[Entries provided start]

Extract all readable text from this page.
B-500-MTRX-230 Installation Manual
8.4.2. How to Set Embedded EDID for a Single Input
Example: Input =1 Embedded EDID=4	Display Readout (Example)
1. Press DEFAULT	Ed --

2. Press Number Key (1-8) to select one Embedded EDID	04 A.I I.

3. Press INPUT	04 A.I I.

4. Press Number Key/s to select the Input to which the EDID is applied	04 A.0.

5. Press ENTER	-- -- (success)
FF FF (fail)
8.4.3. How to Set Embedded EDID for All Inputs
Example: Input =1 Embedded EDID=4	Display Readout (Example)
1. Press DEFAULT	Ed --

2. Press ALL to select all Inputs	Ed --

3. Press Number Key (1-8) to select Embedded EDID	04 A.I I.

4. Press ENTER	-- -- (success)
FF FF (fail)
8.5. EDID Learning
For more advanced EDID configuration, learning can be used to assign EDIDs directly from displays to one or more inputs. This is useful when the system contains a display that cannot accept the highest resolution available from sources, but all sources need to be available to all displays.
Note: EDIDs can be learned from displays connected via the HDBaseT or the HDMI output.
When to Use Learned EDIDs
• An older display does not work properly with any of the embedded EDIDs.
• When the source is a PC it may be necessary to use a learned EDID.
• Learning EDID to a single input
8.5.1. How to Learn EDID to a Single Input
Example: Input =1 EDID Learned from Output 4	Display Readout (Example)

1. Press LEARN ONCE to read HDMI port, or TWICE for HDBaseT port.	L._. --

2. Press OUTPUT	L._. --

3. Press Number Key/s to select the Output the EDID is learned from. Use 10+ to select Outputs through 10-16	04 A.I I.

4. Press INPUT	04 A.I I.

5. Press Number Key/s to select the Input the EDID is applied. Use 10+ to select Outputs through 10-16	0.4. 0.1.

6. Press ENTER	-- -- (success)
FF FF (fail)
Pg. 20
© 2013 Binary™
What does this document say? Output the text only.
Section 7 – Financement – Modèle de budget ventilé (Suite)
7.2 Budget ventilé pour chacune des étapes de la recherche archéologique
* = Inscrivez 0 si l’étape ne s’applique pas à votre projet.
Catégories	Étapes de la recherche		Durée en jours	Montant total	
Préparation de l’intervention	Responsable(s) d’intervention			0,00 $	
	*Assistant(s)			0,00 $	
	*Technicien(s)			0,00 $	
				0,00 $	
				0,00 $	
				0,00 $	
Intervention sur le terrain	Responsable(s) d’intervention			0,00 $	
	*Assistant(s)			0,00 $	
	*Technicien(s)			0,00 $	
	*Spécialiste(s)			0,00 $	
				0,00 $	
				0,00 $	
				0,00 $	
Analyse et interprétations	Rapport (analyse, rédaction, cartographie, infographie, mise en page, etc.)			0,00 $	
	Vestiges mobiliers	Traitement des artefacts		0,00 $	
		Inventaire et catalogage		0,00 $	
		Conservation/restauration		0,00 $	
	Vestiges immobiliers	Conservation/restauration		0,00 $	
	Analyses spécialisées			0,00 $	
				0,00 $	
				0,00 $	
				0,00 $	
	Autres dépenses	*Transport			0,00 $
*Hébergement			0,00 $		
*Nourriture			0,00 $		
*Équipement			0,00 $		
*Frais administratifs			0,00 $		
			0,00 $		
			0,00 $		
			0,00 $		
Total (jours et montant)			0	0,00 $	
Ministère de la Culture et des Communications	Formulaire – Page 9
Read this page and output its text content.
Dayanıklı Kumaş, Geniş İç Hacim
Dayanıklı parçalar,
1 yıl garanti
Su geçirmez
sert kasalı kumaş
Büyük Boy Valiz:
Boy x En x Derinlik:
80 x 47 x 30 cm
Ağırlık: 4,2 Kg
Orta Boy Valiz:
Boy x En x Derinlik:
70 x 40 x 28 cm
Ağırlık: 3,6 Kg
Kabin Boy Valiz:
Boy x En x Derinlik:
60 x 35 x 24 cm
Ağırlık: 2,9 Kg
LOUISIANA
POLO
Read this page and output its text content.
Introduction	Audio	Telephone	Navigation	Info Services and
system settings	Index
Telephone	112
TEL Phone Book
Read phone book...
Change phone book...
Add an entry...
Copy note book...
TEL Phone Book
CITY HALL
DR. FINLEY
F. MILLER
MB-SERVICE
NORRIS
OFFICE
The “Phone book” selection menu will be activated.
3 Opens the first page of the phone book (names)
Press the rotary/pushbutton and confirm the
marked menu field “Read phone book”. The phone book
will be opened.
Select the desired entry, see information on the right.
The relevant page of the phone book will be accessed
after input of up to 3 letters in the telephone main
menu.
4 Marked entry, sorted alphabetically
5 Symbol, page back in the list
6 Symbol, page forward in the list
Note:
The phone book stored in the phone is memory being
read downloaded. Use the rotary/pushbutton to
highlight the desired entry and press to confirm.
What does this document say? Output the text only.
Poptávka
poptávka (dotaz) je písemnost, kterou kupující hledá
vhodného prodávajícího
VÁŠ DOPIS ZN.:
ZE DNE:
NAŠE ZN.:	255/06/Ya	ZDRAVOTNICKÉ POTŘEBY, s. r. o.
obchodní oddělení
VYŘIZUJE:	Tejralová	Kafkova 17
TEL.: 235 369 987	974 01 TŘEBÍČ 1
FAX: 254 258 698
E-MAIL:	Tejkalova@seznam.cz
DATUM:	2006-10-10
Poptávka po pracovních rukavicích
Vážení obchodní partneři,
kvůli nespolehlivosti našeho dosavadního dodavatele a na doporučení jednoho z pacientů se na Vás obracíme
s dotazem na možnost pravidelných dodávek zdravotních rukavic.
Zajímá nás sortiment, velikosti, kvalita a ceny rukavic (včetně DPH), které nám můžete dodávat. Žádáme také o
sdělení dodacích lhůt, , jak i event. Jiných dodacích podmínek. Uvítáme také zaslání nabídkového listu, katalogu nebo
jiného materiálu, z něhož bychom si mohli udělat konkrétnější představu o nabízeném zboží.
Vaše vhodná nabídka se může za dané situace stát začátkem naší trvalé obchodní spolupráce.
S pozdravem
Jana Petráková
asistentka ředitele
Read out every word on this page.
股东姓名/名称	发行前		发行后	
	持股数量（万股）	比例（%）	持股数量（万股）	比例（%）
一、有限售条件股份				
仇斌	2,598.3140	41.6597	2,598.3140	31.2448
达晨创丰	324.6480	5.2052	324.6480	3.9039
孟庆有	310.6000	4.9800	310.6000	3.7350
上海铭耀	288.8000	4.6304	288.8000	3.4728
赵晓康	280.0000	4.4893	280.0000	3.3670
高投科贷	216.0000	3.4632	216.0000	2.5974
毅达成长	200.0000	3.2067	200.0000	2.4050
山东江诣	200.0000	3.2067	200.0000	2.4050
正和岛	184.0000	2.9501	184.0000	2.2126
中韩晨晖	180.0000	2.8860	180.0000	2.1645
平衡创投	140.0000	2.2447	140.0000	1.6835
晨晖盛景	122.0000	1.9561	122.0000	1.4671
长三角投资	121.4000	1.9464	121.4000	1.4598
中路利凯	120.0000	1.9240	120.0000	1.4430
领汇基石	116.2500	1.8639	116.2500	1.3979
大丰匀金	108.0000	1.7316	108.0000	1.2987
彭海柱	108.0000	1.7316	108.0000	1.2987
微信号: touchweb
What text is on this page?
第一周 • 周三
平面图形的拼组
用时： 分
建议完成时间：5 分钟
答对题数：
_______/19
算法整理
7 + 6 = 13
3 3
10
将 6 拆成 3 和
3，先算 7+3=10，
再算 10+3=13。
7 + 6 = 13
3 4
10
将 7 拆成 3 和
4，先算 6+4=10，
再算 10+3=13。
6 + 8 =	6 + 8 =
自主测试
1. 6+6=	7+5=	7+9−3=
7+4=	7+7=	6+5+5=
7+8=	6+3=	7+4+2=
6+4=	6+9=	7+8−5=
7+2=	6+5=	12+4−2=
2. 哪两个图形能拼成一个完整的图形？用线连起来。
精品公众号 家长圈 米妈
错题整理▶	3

[Entries provided end]

- Your goal:
Pull every line containing the word "Ağırlık" out of the material and copy it.

- Solution to this exercise:
Ağırlık: 4,2 Kg
Ağırlık: 3,6 Kg
Ağırlık: 2,9 Kg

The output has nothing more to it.